• _Task_
Identify the lines that include the word "leagăn", then copy all of them.

________________________

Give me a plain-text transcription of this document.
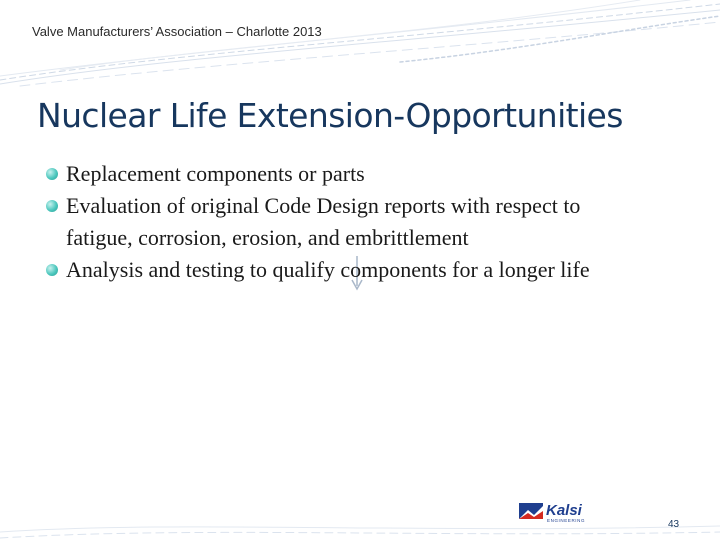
Valve Manufacturers’ Association – Charlotte 2013
Nuclear Life Extension-Opportunities
Replacement components or parts
Evaluation of original Code Design reports with respect to fatigue, corrosion, erosion, and embrittlement
Analysis and testing to qualify components for a longer life
Kalsi
ENGINEERING	43
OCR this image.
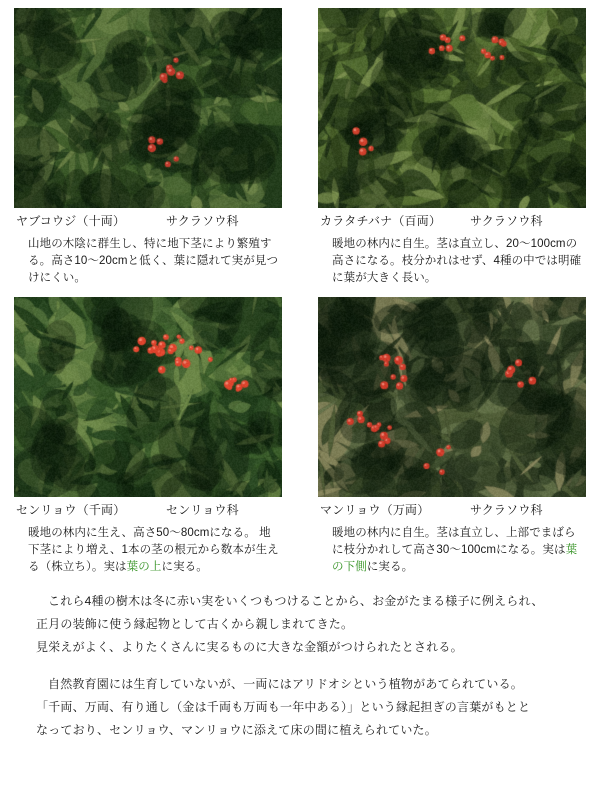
ヤブコウジ（十両）	サクラソウ科
山地の木陰に群生し、特に地下茎により繁殖する。高さ10〜20cmと低く、葉に隠れて実が見つけにくい。
カラタチバナ（百両）	サクラソウ科
暖地の林内に自生。茎は直立し、20〜100cmの高さになる。枝分かれはせず、4種の中では明確に葉が大きく長い。
センリョウ（千両）	センリョウ科
暖地の林内に生え、高さ50〜80cmになる。 地下茎により増え、1本の茎の根元から数本が生える（株立ち）。実は葉の上に実る。
マンリョウ（万両）	サクラソウ科
暖地の林内に自生。茎は直立し、上部でまばらに枝分かれして高さ30〜100cmになる。実は葉の下側に実る。

これら4種の樹木は冬に赤い実をいくつもつけることから、お金がたまる様子に例えられ、

正月の装飾に使う縁起物として古くから親しまれてきた。

見栄えがよく、よりたくさんに実るものに大きな金額がつけられたとされる。

自然教育園には生育していないが、一両にはアリドオシという植物があてられている。

「千両、万両、有り通し（金は千両も万両も一年中ある）」という縁起担ぎの言葉がもとと

なっており、センリョウ、マンリョウに添えて床の間に植えられていた。
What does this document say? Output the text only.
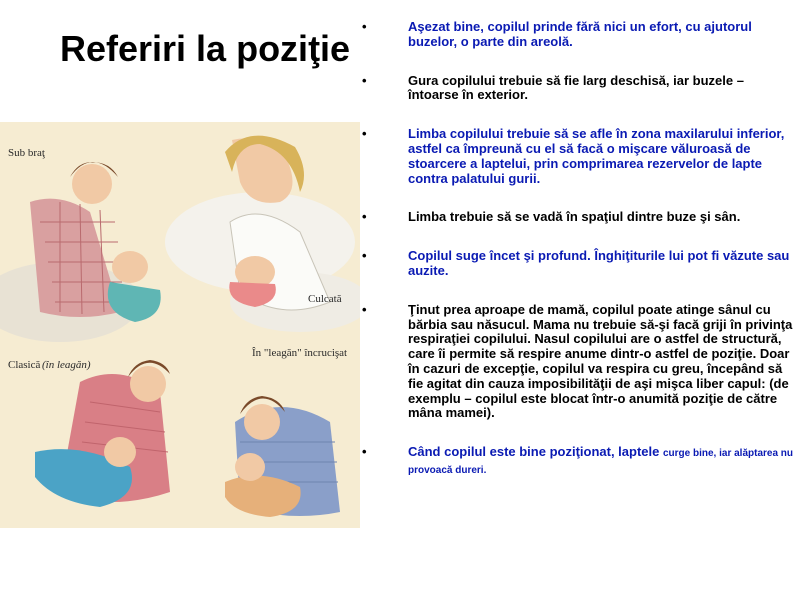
Referiri la poziţie
Sub braţ
Culcată
Clasică (în leagăn)
În "leagăn" încrucişat
• Aşezat bine, copilul prinde fără nici un efort, cu ajutorul buzelor, o parte din areolă.
• Gura copilului trebuie să fie larg deschisă, iar buzele – întoarse în exterior.
• Limba copilului trebuie să se afle în zona maxilarului inferior, astfel ca împreună cu el să facă o mişcare vălurоasă de stoarcere a laptelui, prin comprimarea rezervelor de lapte contra palatului gurii.
• Limba trebuie să se vadă în spaţiul dintre buze şi sân.
• Copilul suge încet şi profund. Înghiţiturile lui pot fi văzute sau auzite.
• Ţinut prea aproape de mamă, copilul poate atinge sânul cu bărbia sau năsucul. Mama nu trebuie să-şi facă griji în privinţa respiraţiei copilului. Nasul copilului are o astfel de structură, care îi permite să respire anume dintr-o astfel de poziţie. Doar în cazuri de excepţie, copilul va respira cu greu, începând să fie agitat din cauza imposibilităţii de aşi mişca liber capul: (de exemplu – copilul este blocat într-o anumită poziţie de către mâna mamei).
• Când copilul este bine poziţionat, laptele curge bine, iar alăptarea nu provoacă dureri.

________________________

• _The response_
Clasică (în leagăn)
În "leagăn" încrucişat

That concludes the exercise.